WHAT THE TASK REQUIRES: Transcribe the material in full. Nothing should differ except that the pictures are left out.

##############################

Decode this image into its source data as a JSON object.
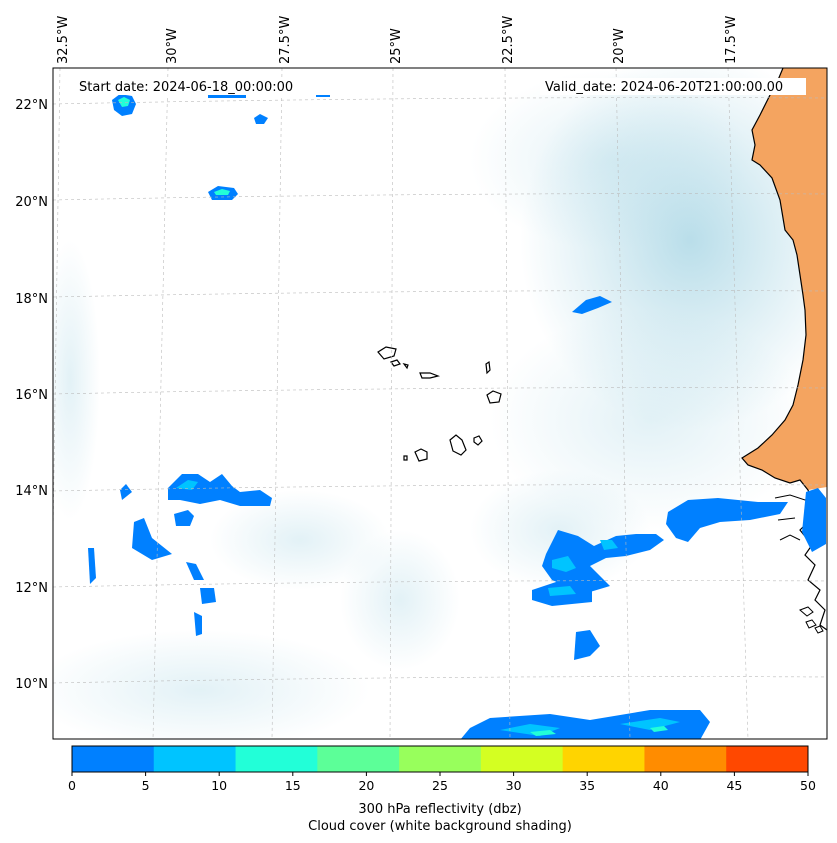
{
  "map": {
    "start_date_label": "Start date: 2024-06-18_00:00:00",
    "valid_date_label": "Valid_date: 2024-06-20T21:00:00.00",
    "lon_ticks": [
      "32.5°W",
      "30°W",
      "27.5°W",
      "25°W",
      "22.5°W",
      "20°W",
      "17.5°W"
    ],
    "lat_ticks": [
      "22°N",
      "20°N",
      "18°N",
      "16°N",
      "14°N",
      "12°N",
      "10°N"
    ],
    "colors": {
      "land": "#f4a460",
      "cloud": "#add8e6",
      "coastline": "#000000"
    }
  },
  "colorbar": {
    "ticks": [
      "0",
      "5",
      "10",
      "15",
      "20",
      "25",
      "30",
      "35",
      "40",
      "45",
      "50"
    ],
    "colors": [
      "#0080ff",
      "#00c4ff",
      "#22ffd8",
      "#5cff98",
      "#98ff5c",
      "#d4ff22",
      "#ffd400",
      "#ff8c00",
      "#ff4800"
    ],
    "label_line1": "300 hPa reflectivity (dbz)",
    "label_line2": "Cloud cover (white background shading)"
  }
}
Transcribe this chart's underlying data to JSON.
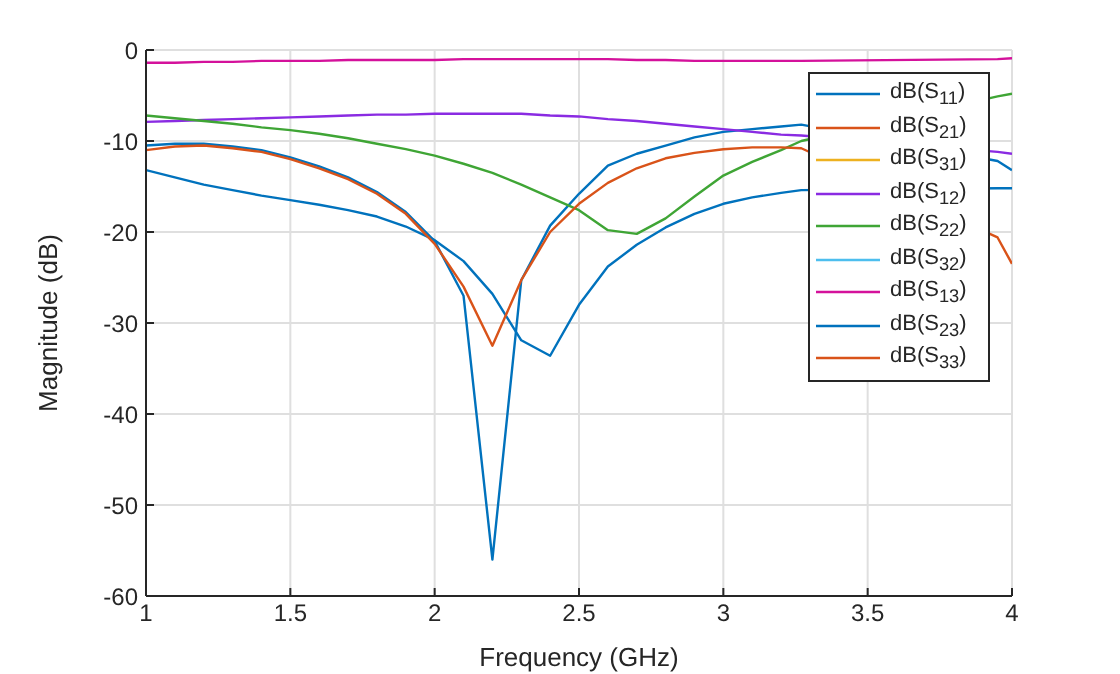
{
  "chart_data": {
    "type": "line",
    "xlabel": "Frequency (GHz)",
    "ylabel": "Magnitude (dB)",
    "x": [
      1,
      1.1,
      1.2,
      1.3,
      1.4,
      1.5,
      1.6,
      1.7,
      1.8,
      1.9,
      2,
      2.1,
      2.2,
      2.3,
      2.4,
      2.5,
      2.6,
      2.7,
      2.8,
      2.9,
      3,
      3.1,
      3.2,
      3.27,
      3.95,
      4
    ],
    "xlim": [
      1,
      4
    ],
    "xticks": [
      1,
      1.5,
      2,
      2.5,
      3,
      3.5,
      4
    ],
    "ylim": [
      -60,
      0
    ],
    "yticks": [
      -60,
      -50,
      -40,
      -30,
      -20,
      -10,
      0
    ],
    "grid": true,
    "legend": "top right",
    "marker": "none",
    "line_style": "solid",
    "series": [
      {
        "name": "dB(S$_{11}$)",
        "color": "#0072bd",
        "values": [
          -10.5,
          -10.3,
          -10.3,
          -10.6,
          -11.0,
          -11.8,
          -12.8,
          -14.0,
          -15.6,
          -17.8,
          -21,
          -27,
          -56,
          -25.3,
          -19.3,
          -15.8,
          -12.7,
          -11.4,
          -10.5,
          -9.6,
          -9.0,
          -8.7,
          -8.4,
          -8.2,
          -12.2,
          -13.2
        ]
      },
      {
        "name": "dB(S$_{21}$)",
        "color": "#d95319",
        "values": [
          null,
          null,
          null,
          null,
          null,
          null,
          null,
          null,
          null,
          null,
          null,
          null,
          null,
          null,
          null,
          null,
          null,
          null,
          null,
          null,
          null,
          null,
          null,
          null,
          null,
          null
        ]
      },
      {
        "name": "dB(S$_{31}$)",
        "color": "#edb120",
        "values": [
          null,
          null,
          null,
          null,
          null,
          null,
          null,
          null,
          null,
          null,
          null,
          null,
          null,
          null,
          null,
          null,
          null,
          null,
          null,
          null,
          null,
          null,
          null,
          null,
          null,
          null
        ]
      },
      {
        "name": "dB(S$_{12}$)",
        "color": "#8a2be2",
        "values": [
          -7.9,
          -7.8,
          -7.7,
          -7.6,
          -7.5,
          -7.4,
          -7.3,
          -7.2,
          -7.1,
          -7.1,
          -7.0,
          -7.0,
          -7.0,
          -7.0,
          -7.2,
          -7.3,
          -7.6,
          -7.8,
          -8.1,
          -8.4,
          -8.7,
          -9.0,
          -9.3,
          -9.4,
          -11.2,
          -11.4
        ]
      },
      {
        "name": "dB(S$_{22}$)",
        "color": "#3fa535",
        "values": [
          -7.2,
          -7.5,
          -7.8,
          -8.1,
          -8.5,
          -8.8,
          -9.2,
          -9.7,
          -10.3,
          -10.9,
          -11.6,
          -12.5,
          -13.5,
          -14.8,
          -16.2,
          -17.6,
          -19.8,
          -20.2,
          -18.5,
          -16.1,
          -13.8,
          -12.3,
          -11.0,
          -10.0,
          -5.1,
          -4.8
        ]
      },
      {
        "name": "dB(S$_{32}$)",
        "color": "#4dbeee",
        "values": [
          null,
          null,
          null,
          null,
          null,
          null,
          null,
          null,
          null,
          null,
          null,
          null,
          null,
          null,
          null,
          null,
          null,
          null,
          null,
          null,
          null,
          null,
          null,
          null,
          null,
          null
        ]
      },
      {
        "name": "dB(S$_{13}$)",
        "color": "#d4119b",
        "values": [
          -1.4,
          -1.4,
          -1.3,
          -1.3,
          -1.2,
          -1.2,
          -1.2,
          -1.1,
          -1.1,
          -1.1,
          -1.1,
          -1.0,
          -1.0,
          -1.0,
          -1.0,
          -1.0,
          -1.0,
          -1.1,
          -1.1,
          -1.2,
          -1.2,
          -1.2,
          -1.2,
          -1.2,
          -1.0,
          -0.9
        ]
      },
      {
        "name": "dB(S$_{23}$)",
        "color": "#0072bd",
        "values": [
          -13.2,
          -14.0,
          -14.8,
          -15.4,
          -16.0,
          -16.5,
          -17.0,
          -17.6,
          -18.3,
          -19.4,
          -20.9,
          -23.2,
          -26.8,
          -31.9,
          -33.6,
          -28,
          -23.8,
          -21.4,
          -19.5,
          -18,
          -16.9,
          -16.2,
          -15.7,
          -15.4,
          -15.2,
          -15.2
        ]
      },
      {
        "name": "dB(S$_{33}$)",
        "color": "#d95319",
        "values": [
          -11,
          -10.6,
          -10.5,
          -10.8,
          -11.2,
          -12.0,
          -13.0,
          -14.2,
          -15.8,
          -18.0,
          -21.3,
          -26,
          -32.5,
          -25.3,
          -20,
          -16.9,
          -14.6,
          -13.0,
          -11.9,
          -11.3,
          -10.9,
          -10.7,
          -10.7,
          -10.8,
          -20.6,
          -23.5
        ]
      }
    ]
  }
}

##############################

EXERCISE RESULT:
Decode this image into its source data as a JSON object.
{
  "map": {
    "start_date_label": "Start date: 2024-06-18_00:00:00",
    "valid_date_label": "Valid_date: 2024-06-20T21:00:00.00",
    "lon_ticks": [
      "32.5°W",
      "30°W",
      "27.5°W",
      "25°W",
      "22.5°W",
      "20°W",
      "17.5°W"
    ],
    "lat_ticks": [
      "22°N",
      "20°N",
      "18°N",
      "16°N",
      "14°N",
      "12°N",
      "10°N"
    ],
    "colors": {
      "land": "#f4a460",
      "cloud": "#add8e6",
      "coastline": "#000000"
    }
  },
  "colorbar": {
    "ticks": [
      "0",
      "5",
      "10",
      "15",
      "20",
      "25",
      "30",
      "35",
      "40",
      "45",
      "50"
    ],
    "colors": [
      "#0080ff",
      "#00c4ff",
      "#22ffd8",
      "#5cff98",
      "#98ff5c",
      "#d4ff22",
      "#ffd400",
      "#ff8c00",
      "#ff4800"
    ],
    "label_line1": "300 hPa reflectivity (dbz)",
    "label_line2": "Cloud cover (white background shading)"
  }
}
Transcribe this chart's underlying data to JSON.
{
  "chart_data": {
    "type": "line",
    "xlabel": "Frequency (GHz)",
    "ylabel": "Magnitude (dB)",
    "x": [
      1,
      1.1,
      1.2,
      1.3,
      1.4,
      1.5,
      1.6,
      1.7,
      1.8,
      1.9,
      2,
      2.1,
      2.2,
      2.3,
      2.4,
      2.5,
      2.6,
      2.7,
      2.8,
      2.9,
      3,
      3.1,
      3.2,
      3.27,
      3.95,
      4
    ],
    "xlim": [
      1,
      4
    ],
    "xticks": [
      1,
      1.5,
      2,
      2.5,
      3,
      3.5,
      4
    ],
    "ylim": [
      -60,
      0
    ],
    "yticks": [
      -60,
      -50,
      -40,
      -30,
      -20,
      -10,
      0
    ],
    "grid": true,
    "legend": "top right",
    "marker": "none",
    "line_style": "solid",
    "series": [
      {
        "name": "dB(S$_{11}$)",
        "color": "#0072bd",
        "values": [
          -10.5,
          -10.3,
          -10.3,
          -10.6,
          -11.0,
          -11.8,
          -12.8,
          -14.0,
          -15.6,
          -17.8,
          -21,
          -27,
          -56,
          -25.3,
          -19.3,
          -15.8,
          -12.7,
          -11.4,
          -10.5,
          -9.6,
          -9.0,
          -8.7,
          -8.4,
          -8.2,
          -12.2,
          -13.2
        ]
      },
      {
        "name": "dB(S$_{21}$)",
        "color": "#d95319",
        "values": [
          null,
          null,
          null,
          null,
          null,
          null,
          null,
          null,
          null,
          null,
          null,
          null,
          null,
          null,
          null,
          null,
          null,
          null,
          null,
          null,
          null,
          null,
          null,
          null,
          null,
          null
        ]
      },
      {
        "name": "dB(S$_{31}$)",
        "color": "#edb120",
        "values": [
          null,
          null,
          null,
          null,
          null,
          null,
          null,
          null,
          null,
          null,
          null,
          null,
          null,
          null,
          null,
          null,
          null,
          null,
          null,
          null,
          null,
          null,
          null,
          null,
          null,
          null
        ]
      },
      {
        "name": "dB(S$_{12}$)",
        "color": "#8a2be2",
        "values": [
          -7.9,
          -7.8,
          -7.7,
          -7.6,
          -7.5,
          -7.4,
          -7.3,
          -7.2,
          -7.1,
          -7.1,
          -7.0,
          -7.0,
          -7.0,
          -7.0,
          -7.2,
          -7.3,
          -7.6,
          -7.8,
          -8.1,
          -8.4,
          -8.7,
          -9.0,
          -9.3,
          -9.4,
          -11.2,
          -11.4
        ]
      },
      {
        "name": "dB(S$_{22}$)",
        "color": "#3fa535",
        "values": [
          -7.2,
          -7.5,
          -7.8,
          -8.1,
          -8.5,
          -8.8,
          -9.2,
          -9.7,
          -10.3,
          -10.9,
          -11.6,
          -12.5,
          -13.5,
          -14.8,
          -16.2,
          -17.6,
          -19.8,
          -20.2,
          -18.5,
          -16.1,
          -13.8,
          -12.3,
          -11.0,
          -10.0,
          -5.1,
          -4.8
        ]
      },
      {
        "name": "dB(S$_{32}$)",
        "color": "#4dbeee",
        "values": [
          null,
          null,
          null,
          null,
          null,
          null,
          null,
          null,
          null,
          null,
          null,
          null,
          null,
          null,
          null,
          null,
          null,
          null,
          null,
          null,
          null,
          null,
          null,
          null,
          null,
          null
        ]
      },
      {
        "name": "dB(S$_{13}$)",
        "color": "#d4119b",
        "values": [
          -1.4,
          -1.4,
          -1.3,
          -1.3,
          -1.2,
          -1.2,
          -1.2,
          -1.1,
          -1.1,
          -1.1,
          -1.1,
          -1.0,
          -1.0,
          -1.0,
          -1.0,
          -1.0,
          -1.0,
          -1.1,
          -1.1,
          -1.2,
          -1.2,
          -1.2,
          -1.2,
          -1.2,
          -1.0,
          -0.9
        ]
      },
      {
        "name": "dB(S$_{23}$)",
        "color": "#0072bd",
        "values": [
          -13.2,
          -14.0,
          -14.8,
          -15.4,
          -16.0,
          -16.5,
          -17.0,
          -17.6,
          -18.3,
          -19.4,
          -20.9,
          -23.2,
          -26.8,
          -31.9,
          -33.6,
          -28,
          -23.8,
          -21.4,
          -19.5,
          -18,
          -16.9,
          -16.2,
          -15.7,
          -15.4,
          -15.2,
          -15.2
        ]
      },
      {
        "name": "dB(S$_{33}$)",
        "color": "#d95319",
        "values": [
          -11,
          -10.6,
          -10.5,
          -10.8,
          -11.2,
          -12.0,
          -13.0,
          -14.2,
          -15.8,
          -18.0,
          -21.3,
          -26,
          -32.5,
          -25.3,
          -20,
          -16.9,
          -14.6,
          -13.0,
          -11.9,
          -11.3,
          -10.9,
          -10.7,
          -10.7,
          -10.8,
          -20.6,
          -23.5
        ]
      }
    ]
  }
}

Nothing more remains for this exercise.